# Exercise prompt
Please print the full listing exactly.
┄┄┄┄┄┄┄┄┄┄
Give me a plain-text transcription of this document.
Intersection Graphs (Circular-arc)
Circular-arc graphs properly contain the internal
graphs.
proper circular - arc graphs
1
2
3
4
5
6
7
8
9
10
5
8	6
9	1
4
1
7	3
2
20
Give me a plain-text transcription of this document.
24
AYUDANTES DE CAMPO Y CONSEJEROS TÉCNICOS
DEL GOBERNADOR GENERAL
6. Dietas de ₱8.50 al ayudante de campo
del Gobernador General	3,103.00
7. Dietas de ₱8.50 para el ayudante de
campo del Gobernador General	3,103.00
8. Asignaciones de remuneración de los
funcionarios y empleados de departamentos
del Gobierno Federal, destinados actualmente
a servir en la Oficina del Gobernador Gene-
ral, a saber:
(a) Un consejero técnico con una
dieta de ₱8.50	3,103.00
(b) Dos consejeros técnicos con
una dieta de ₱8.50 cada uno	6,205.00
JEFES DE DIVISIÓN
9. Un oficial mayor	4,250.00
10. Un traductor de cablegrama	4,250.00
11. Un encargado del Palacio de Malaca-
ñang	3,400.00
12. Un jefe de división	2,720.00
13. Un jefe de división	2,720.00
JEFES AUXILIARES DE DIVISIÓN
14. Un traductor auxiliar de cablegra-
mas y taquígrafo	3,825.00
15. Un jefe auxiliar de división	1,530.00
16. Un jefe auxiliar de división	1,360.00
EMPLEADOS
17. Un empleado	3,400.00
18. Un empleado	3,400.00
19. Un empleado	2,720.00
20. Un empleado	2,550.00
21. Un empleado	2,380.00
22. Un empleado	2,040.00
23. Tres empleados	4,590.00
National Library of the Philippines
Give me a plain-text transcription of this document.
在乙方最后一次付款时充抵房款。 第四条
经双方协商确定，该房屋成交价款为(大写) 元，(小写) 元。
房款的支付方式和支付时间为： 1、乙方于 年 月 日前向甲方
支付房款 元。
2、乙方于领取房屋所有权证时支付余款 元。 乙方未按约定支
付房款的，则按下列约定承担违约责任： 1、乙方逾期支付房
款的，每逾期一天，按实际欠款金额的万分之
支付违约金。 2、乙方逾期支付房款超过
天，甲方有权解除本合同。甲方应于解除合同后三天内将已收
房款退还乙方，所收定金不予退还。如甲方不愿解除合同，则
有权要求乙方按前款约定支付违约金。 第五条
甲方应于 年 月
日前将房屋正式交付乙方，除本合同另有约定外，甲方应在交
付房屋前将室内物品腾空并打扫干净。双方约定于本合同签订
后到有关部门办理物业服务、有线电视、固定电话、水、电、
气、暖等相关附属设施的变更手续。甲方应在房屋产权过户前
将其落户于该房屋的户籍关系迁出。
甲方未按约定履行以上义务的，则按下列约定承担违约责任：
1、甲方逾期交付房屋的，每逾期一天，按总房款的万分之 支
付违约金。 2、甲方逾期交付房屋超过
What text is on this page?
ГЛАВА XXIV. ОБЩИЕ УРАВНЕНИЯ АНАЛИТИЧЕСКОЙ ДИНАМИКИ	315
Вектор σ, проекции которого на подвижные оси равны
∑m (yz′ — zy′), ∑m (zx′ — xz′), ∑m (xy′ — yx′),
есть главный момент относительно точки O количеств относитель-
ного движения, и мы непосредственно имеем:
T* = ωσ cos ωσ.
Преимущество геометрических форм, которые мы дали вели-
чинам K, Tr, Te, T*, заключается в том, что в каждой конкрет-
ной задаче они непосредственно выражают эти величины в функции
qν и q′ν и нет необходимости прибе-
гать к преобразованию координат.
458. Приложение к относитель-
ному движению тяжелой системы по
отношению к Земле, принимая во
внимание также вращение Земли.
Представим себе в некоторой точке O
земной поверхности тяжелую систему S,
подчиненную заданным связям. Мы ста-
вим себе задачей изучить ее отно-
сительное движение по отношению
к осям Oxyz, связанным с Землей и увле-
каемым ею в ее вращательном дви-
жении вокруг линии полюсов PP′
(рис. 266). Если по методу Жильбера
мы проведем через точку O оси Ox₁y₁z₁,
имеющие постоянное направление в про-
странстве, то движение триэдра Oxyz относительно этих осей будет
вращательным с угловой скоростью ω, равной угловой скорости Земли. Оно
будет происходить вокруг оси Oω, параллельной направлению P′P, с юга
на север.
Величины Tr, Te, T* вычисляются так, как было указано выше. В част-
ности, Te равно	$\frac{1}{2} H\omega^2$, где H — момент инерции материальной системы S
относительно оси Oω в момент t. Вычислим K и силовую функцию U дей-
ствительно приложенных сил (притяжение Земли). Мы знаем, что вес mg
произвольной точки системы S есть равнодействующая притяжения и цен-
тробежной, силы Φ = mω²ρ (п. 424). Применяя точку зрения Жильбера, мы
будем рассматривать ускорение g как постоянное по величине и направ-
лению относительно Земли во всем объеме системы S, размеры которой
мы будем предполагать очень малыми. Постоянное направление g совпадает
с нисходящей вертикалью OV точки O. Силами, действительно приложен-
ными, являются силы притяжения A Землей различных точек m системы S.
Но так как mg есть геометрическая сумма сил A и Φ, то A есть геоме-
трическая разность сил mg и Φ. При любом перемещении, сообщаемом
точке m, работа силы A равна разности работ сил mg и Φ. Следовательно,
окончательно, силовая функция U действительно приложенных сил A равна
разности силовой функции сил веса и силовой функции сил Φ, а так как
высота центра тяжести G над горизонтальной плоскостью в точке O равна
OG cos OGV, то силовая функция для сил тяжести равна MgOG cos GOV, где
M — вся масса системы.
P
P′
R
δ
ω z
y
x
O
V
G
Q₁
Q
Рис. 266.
┄┄┄┄┄┄┄┄┄┄
# Complete response
Give me a plain-text transcription of this document.
Intersection Graphs (Circular-arc)
Circular-arc graphs properly contain the internal
graphs.
proper circular - arc graphs
1
2
3
4
5
6
7
8
9
10
5
8	6
9	1
4
1
7	3
2
20
Give me a plain-text transcription of this document.
24
AYUDANTES DE CAMPO Y CONSEJEROS TÉCNICOS
DEL GOBERNADOR GENERAL
6. Dietas de ₱8.50 al ayudante de campo
del Gobernador General	3,103.00
7. Dietas de ₱8.50 para el ayudante de
campo del Gobernador General	3,103.00
8. Asignaciones de remuneración de los
funcionarios y empleados de departamentos
del Gobierno Federal, destinados actualmente
a servir en la Oficina del Gobernador Gene-
ral, a saber:
(a) Un consejero técnico con una
dieta de ₱8.50	3,103.00
(b) Dos consejeros técnicos con
una dieta de ₱8.50 cada uno	6,205.00
JEFES DE DIVISIÓN
9. Un oficial mayor	4,250.00
10. Un traductor de cablegrama	4,250.00
11. Un encargado del Palacio de Malaca-
ñang	3,400.00
12. Un jefe de división	2,720.00
13. Un jefe de división	2,720.00
JEFES AUXILIARES DE DIVISIÓN
14. Un traductor auxiliar de cablegra-
mas y taquígrafo	3,825.00
15. Un jefe auxiliar de división	1,530.00
16. Un jefe auxiliar de división	1,360.00
EMPLEADOS
17. Un empleado	3,400.00
18. Un empleado	3,400.00
19. Un empleado	2,720.00
20. Un empleado	2,550.00
21. Un empleado	2,380.00
22. Un empleado	2,040.00
23. Tres empleados	4,590.00
National Library of the Philippines
Give me a plain-text transcription of this document.
在乙方最后一次付款时充抵房款。 第四条
经双方协商确定，该房屋成交价款为(大写) 元，(小写) 元。
房款的支付方式和支付时间为： 1、乙方于 年 月 日前向甲方
支付房款 元。
2、乙方于领取房屋所有权证时支付余款 元。 乙方未按约定支
付房款的，则按下列约定承担违约责任： 1、乙方逾期支付房
款的，每逾期一天，按实际欠款金额的万分之
支付违约金。 2、乙方逾期支付房款超过
天，甲方有权解除本合同。甲方应于解除合同后三天内将已收
房款退还乙方，所收定金不予退还。如甲方不愿解除合同，则
有权要求乙方按前款约定支付违约金。 第五条
甲方应于 年 月
日前将房屋正式交付乙方，除本合同另有约定外，甲方应在交
付房屋前将室内物品腾空并打扫干净。双方约定于本合同签订
后到有关部门办理物业服务、有线电视、固定电话、水、电、
气、暖等相关附属设施的变更手续。甲方应在房屋产权过户前
将其落户于该房屋的户籍关系迁出。
甲方未按约定履行以上义务的，则按下列约定承担违约责任：
1、甲方逾期交付房屋的，每逾期一天，按总房款的万分之 支
付违约金。 2、甲方逾期交付房屋超过
What text is on this page?
ГЛАВА XXIV. ОБЩИЕ УРАВНЕНИЯ АНАЛИТИЧЕСКОЙ ДИНАМИКИ	315
Вектор σ, проекции которого на подвижные оси равны
∑m (yz′ — zy′), ∑m (zx′ — xz′), ∑m (xy′ — yx′),
есть главный момент относительно точки O количеств относитель-
ного движения, и мы непосредственно имеем:
T* = ωσ cos ωσ.
Преимущество геометрических форм, которые мы дали вели-
чинам K, Tr, Te, T*, заключается в том, что в каждой конкрет-
ной задаче они непосредственно выражают эти величины в функции
qν и q′ν и нет необходимости прибе-
гать к преобразованию координат.
458. Приложение к относитель-
ному движению тяжелой системы по
отношению к Земле, принимая во
внимание также вращение Земли.
Представим себе в некоторой точке O
земной поверхности тяжелую систему S,
подчиненную заданным связям. Мы ста-
вим себе задачей изучить ее отно-
сительное движение по отношению
к осям Oxyz, связанным с Землей и увле-
каемым ею в ее вращательном дви-
жении вокруг линии полюсов PP′
(рис. 266). Если по методу Жильбера
мы проведем через точку O оси Ox₁y₁z₁,
имеющие постоянное направление в про-
странстве, то движение триэдра Oxyz относительно этих осей будет
вращательным с угловой скоростью ω, равной угловой скорости Земли. Оно
будет происходить вокруг оси Oω, параллельной направлению P′P, с юга
на север.
Величины Tr, Te, T* вычисляются так, как было указано выше. В част-
ности, Te равно	$\frac{1}{2} H\omega^2$, где H — момент инерции материальной системы S
относительно оси Oω в момент t. Вычислим K и силовую функцию U дей-
ствительно приложенных сил (притяжение Земли). Мы знаем, что вес mg
произвольной точки системы S есть равнодействующая притяжения и цен-
тробежной, силы Φ = mω²ρ (п. 424). Применяя точку зрения Жильбера, мы
будем рассматривать ускорение g как постоянное по величине и направ-
лению относительно Земли во всем объеме системы S, размеры которой
мы будем предполагать очень малыми. Постоянное направление g совпадает
с нисходящей вертикалью OV точки O. Силами, действительно приложен-
ными, являются силы притяжения A Землей различных точек m системы S.
Но так как mg есть геометрическая сумма сил A и Φ, то A есть геоме-
трическая разность сил mg и Φ. При любом перемещении, сообщаемом
точке m, работа силы A равна разности работ сил mg и Φ. Следовательно,
окончательно, силовая функция U действительно приложенных сил A равна
разности силовой функции сил веса и силовой функции сил Φ, а так как
высота центра тяжести G над горизонтальной плоскостью в точке O равна
OG cos OGV, то силовая функция для сил тяжести равна MgOG cos GOV, где
M — вся масса системы.
P
P′
R
δ
ω z
y
x
O
V
G
Q₁
Q
Рис. 266.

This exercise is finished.